→ PROBLEM REQUIREMENTS:
Reproduce exactly the final portion of the data: every line from the one containing "Enumerate this screenshot's" through the last line, inclusive.

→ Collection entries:
========================================================================

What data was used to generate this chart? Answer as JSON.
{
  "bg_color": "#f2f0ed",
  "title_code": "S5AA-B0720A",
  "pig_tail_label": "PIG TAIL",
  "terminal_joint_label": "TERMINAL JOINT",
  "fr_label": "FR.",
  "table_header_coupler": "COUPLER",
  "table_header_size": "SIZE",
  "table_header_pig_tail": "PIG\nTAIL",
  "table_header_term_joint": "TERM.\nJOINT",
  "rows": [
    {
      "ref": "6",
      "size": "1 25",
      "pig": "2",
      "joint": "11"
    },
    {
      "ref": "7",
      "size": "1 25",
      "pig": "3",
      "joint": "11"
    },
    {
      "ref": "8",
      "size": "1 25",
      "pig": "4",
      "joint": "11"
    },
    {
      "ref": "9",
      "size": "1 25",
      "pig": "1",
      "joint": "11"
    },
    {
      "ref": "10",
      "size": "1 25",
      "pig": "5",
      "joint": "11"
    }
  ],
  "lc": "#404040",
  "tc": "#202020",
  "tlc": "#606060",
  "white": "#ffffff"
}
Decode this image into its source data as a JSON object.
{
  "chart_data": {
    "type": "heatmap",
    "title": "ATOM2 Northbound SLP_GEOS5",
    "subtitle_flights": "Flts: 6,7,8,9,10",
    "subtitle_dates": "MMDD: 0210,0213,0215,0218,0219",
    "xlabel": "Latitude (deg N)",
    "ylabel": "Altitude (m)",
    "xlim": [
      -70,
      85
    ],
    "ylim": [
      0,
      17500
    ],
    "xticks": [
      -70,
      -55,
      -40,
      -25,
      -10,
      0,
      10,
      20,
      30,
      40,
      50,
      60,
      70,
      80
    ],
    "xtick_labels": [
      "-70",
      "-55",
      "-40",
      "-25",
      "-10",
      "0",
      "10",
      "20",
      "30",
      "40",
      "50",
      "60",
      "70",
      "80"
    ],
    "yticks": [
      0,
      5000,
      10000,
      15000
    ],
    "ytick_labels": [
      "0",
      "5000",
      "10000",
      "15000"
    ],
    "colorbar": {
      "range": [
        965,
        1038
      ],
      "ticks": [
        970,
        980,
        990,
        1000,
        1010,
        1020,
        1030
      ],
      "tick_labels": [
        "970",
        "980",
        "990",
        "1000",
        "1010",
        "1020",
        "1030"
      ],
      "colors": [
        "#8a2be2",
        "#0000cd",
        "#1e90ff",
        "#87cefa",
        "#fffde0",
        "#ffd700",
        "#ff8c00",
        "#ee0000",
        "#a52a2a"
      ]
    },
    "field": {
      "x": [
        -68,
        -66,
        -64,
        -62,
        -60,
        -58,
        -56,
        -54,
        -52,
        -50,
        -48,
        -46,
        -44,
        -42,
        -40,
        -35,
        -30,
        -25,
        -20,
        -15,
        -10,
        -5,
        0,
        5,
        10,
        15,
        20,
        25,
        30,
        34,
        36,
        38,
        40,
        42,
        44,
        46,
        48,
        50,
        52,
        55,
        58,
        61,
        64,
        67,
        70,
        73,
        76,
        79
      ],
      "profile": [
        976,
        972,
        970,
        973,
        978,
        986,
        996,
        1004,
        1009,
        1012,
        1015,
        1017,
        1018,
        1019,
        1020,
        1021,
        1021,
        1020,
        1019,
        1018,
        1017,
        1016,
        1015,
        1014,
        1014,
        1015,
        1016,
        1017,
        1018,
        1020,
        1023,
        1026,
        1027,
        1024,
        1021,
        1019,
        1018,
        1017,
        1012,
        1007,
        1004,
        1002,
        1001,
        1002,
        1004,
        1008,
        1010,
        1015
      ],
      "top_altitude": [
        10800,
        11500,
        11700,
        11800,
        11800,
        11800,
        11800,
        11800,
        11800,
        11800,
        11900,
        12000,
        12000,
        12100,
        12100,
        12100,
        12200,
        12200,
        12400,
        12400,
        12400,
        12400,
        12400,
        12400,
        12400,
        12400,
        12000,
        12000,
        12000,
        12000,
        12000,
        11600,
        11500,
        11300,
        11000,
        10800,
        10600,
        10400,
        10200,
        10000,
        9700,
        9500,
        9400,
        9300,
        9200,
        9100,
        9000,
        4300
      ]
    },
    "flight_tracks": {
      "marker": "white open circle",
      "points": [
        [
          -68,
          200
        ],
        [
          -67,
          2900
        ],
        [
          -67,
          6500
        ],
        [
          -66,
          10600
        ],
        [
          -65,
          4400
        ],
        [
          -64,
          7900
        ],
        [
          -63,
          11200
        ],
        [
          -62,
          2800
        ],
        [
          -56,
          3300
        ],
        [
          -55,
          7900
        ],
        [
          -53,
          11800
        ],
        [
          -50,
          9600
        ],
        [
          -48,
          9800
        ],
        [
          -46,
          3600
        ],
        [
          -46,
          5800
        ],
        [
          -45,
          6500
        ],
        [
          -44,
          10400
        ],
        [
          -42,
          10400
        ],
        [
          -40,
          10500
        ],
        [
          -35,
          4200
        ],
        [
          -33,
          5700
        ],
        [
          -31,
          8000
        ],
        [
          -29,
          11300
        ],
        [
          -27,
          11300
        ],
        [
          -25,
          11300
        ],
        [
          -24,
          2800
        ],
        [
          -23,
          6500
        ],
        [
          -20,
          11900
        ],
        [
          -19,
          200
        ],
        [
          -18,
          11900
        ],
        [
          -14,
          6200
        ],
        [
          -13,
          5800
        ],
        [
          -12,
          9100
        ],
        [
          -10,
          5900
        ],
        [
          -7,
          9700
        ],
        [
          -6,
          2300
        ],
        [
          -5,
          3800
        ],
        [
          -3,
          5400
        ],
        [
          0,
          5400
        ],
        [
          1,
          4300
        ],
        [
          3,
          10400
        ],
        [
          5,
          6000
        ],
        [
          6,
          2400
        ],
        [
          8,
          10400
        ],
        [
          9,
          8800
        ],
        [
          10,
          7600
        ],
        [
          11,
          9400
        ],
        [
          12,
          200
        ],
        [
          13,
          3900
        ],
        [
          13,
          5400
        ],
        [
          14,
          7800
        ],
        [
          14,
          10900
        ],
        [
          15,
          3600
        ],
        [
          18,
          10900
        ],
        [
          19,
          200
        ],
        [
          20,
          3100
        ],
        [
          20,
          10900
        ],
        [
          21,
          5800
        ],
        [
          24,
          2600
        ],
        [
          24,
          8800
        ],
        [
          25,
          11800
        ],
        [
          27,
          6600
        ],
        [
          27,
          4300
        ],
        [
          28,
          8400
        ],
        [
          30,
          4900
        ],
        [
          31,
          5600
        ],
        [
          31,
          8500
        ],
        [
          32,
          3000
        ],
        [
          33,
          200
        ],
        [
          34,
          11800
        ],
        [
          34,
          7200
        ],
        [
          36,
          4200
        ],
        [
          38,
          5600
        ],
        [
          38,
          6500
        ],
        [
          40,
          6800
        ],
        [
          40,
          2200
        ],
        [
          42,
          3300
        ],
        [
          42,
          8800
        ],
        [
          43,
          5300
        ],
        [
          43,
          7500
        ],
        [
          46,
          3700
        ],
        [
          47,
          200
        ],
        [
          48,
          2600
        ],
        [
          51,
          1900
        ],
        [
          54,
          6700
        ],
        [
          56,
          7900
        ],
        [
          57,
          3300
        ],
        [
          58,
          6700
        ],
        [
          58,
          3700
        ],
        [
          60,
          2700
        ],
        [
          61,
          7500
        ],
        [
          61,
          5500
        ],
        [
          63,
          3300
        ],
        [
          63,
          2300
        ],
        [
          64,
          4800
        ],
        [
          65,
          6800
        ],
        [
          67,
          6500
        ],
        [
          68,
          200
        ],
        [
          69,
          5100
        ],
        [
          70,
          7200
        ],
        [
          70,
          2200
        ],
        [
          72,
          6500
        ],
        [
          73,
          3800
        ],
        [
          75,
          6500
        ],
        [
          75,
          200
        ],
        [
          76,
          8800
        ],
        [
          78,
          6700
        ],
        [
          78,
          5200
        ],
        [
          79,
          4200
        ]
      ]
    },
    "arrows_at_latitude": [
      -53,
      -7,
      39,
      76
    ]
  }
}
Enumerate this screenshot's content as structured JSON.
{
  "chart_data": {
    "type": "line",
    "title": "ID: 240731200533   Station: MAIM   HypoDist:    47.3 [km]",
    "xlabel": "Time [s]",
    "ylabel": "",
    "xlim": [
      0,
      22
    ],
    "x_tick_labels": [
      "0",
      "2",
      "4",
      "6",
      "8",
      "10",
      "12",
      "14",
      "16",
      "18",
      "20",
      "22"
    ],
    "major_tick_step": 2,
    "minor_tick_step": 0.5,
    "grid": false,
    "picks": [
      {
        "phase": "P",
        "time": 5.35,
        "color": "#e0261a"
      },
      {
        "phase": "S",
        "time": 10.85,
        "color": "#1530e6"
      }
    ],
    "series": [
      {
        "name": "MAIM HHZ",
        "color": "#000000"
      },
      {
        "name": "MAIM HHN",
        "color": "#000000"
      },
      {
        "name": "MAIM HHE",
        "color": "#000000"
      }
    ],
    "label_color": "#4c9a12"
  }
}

========================================================================

→ RESPONSE:
Enumerate this screenshot's content as structured JSON.
{
  "chart_data": {
    "type": "line",
    "title": "ID: 240731200533   Station: MAIM   HypoDist:    47.3 [km]",
    "xlabel": "Time [s]",
    "ylabel": "",
    "xlim": [
      0,
      22
    ],
    "x_tick_labels": [
      "0",
      "2",
      "4",
      "6",
      "8",
      "10",
      "12",
      "14",
      "16",
      "18",
      "20",
      "22"
    ],
    "major_tick_step": 2,
    "minor_tick_step": 0.5,
    "grid": false,
    "picks": [
      {
        "phase": "P",
        "time": 5.35,
        "color": "#e0261a"
      },
      {
        "phase": "S",
        "time": 10.85,
        "color": "#1530e6"
      }
    ],
    "series": [
      {
        "name": "MAIM HHZ",
        "color": "#000000"
      },
      {
        "name": "MAIM HHN",
        "color": "#000000"
      },
      {
        "name": "MAIM HHE",
        "color": "#000000"
      }
    ],
    "label_color": "#4c9a12"
  }
}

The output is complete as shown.